═══ DATASET RECORDS ═══
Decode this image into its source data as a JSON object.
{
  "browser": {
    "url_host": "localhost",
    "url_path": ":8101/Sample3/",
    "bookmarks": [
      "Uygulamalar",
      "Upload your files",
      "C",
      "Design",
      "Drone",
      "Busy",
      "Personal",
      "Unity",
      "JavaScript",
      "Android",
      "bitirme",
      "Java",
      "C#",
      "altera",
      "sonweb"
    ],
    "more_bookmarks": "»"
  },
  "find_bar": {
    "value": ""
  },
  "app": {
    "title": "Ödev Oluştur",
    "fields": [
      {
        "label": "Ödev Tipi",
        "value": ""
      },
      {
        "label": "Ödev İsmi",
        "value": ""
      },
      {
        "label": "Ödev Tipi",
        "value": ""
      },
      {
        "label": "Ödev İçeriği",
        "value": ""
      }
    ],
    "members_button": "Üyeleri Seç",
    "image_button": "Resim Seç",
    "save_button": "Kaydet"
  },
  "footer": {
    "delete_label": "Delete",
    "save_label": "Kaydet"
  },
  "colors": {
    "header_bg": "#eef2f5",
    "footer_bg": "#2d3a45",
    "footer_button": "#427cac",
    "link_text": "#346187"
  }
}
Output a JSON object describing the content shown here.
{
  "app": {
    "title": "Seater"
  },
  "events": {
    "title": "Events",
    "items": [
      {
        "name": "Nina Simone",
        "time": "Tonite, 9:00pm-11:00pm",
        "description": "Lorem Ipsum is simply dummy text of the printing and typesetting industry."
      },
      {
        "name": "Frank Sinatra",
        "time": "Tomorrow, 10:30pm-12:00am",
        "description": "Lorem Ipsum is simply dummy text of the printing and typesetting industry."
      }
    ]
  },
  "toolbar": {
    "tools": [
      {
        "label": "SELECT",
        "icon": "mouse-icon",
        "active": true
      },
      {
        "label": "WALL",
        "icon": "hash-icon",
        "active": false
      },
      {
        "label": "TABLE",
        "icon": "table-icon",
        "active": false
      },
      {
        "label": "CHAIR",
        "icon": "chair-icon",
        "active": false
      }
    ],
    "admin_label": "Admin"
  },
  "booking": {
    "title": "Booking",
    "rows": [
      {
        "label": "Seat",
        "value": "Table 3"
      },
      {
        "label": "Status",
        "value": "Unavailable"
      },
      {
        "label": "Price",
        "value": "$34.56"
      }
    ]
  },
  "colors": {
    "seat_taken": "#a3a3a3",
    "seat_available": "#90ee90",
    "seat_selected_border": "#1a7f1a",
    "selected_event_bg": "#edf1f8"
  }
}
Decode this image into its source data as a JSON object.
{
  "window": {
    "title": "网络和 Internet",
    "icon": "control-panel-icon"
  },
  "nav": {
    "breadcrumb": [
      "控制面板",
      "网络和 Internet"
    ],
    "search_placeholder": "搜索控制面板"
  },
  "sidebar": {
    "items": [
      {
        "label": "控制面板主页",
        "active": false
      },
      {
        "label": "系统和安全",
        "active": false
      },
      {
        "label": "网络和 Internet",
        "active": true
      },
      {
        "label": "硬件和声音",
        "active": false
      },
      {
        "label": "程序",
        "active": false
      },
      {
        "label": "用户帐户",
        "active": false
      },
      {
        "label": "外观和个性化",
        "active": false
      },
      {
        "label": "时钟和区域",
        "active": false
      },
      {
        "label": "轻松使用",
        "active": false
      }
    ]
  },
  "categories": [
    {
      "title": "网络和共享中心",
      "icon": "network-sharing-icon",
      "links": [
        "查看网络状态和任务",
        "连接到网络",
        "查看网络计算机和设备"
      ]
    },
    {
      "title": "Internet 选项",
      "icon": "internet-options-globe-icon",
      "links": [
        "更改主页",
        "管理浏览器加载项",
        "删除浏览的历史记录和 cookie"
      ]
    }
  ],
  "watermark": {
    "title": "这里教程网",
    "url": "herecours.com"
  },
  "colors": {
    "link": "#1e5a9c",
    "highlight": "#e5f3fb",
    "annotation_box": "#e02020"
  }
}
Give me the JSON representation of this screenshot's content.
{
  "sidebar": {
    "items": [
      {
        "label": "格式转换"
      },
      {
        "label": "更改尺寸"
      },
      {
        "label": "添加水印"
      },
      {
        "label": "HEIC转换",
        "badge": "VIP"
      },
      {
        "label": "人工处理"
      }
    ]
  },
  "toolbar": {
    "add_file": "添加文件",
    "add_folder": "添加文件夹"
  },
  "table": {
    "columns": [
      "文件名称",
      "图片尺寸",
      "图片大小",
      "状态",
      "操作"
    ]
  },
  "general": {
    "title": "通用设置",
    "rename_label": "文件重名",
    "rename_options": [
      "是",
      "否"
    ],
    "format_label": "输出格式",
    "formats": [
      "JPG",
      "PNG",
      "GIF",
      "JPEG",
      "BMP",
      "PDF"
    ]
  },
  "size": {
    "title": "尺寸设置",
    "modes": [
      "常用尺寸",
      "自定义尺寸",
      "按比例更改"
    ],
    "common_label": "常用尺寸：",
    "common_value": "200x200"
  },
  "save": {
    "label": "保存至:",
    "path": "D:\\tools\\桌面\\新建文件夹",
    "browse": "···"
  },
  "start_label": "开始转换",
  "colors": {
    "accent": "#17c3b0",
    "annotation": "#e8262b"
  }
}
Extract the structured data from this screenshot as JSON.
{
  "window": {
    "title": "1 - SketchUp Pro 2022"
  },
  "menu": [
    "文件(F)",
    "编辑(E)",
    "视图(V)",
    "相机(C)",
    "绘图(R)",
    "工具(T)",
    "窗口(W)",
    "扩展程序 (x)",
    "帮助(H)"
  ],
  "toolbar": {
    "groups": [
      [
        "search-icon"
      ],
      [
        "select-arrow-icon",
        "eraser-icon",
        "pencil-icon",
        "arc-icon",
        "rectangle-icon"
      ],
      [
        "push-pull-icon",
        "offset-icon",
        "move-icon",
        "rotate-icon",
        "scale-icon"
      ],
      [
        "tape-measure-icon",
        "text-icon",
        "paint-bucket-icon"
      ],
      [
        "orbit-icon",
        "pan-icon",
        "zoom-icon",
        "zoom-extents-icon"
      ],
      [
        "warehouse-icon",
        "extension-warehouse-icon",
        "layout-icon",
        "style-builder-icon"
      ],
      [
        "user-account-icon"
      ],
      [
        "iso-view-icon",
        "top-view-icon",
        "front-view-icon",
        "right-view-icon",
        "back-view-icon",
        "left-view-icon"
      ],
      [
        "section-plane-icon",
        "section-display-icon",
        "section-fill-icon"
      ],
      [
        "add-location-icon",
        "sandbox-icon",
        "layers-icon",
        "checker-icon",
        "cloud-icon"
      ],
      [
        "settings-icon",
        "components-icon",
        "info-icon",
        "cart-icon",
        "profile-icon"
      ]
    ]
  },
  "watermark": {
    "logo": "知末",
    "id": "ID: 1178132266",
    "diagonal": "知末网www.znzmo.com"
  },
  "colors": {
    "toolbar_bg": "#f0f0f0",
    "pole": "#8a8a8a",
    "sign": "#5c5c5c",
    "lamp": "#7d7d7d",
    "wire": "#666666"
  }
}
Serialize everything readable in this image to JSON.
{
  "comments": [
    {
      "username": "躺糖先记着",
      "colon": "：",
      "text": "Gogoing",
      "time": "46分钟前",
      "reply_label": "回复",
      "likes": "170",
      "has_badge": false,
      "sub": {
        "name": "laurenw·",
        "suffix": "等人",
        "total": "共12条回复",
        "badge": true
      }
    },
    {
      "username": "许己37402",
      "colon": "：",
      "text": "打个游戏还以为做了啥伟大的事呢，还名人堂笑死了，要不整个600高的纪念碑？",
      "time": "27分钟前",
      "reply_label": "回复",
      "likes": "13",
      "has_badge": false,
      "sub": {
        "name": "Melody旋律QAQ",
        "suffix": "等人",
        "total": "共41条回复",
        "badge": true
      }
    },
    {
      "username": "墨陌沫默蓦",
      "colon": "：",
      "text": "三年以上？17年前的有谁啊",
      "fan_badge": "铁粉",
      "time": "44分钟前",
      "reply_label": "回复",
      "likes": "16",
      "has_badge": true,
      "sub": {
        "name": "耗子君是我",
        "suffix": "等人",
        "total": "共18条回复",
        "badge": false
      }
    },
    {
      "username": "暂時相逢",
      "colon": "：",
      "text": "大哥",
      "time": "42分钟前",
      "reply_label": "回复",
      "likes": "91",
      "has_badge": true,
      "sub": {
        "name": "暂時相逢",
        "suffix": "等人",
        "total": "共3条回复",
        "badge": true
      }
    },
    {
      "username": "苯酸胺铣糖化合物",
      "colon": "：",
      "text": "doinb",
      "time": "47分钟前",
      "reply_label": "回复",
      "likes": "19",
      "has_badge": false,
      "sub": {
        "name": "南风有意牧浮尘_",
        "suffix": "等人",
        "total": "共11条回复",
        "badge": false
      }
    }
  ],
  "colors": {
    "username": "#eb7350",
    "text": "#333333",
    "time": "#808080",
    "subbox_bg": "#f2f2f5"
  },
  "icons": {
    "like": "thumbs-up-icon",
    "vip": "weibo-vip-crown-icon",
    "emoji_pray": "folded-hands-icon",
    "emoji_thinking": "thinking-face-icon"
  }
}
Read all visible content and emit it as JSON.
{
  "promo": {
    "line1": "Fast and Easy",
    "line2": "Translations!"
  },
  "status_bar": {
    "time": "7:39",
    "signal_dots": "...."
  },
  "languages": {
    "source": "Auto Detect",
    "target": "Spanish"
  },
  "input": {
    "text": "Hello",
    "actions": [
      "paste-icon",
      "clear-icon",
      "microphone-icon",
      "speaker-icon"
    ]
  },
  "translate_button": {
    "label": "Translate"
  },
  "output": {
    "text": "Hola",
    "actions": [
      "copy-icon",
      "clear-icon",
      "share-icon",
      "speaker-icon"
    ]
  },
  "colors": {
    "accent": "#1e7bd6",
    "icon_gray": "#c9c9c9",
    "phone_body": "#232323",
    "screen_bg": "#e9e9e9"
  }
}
═══
WRITTEN PROBLEM ▸
Examine the records and pull out every line where the string "likes" occurs.

CORRECT OUTPUT ▸
      "likes": "170",
      "likes": "13",
      "likes": "16",
      "likes": "91",
      "likes": "19",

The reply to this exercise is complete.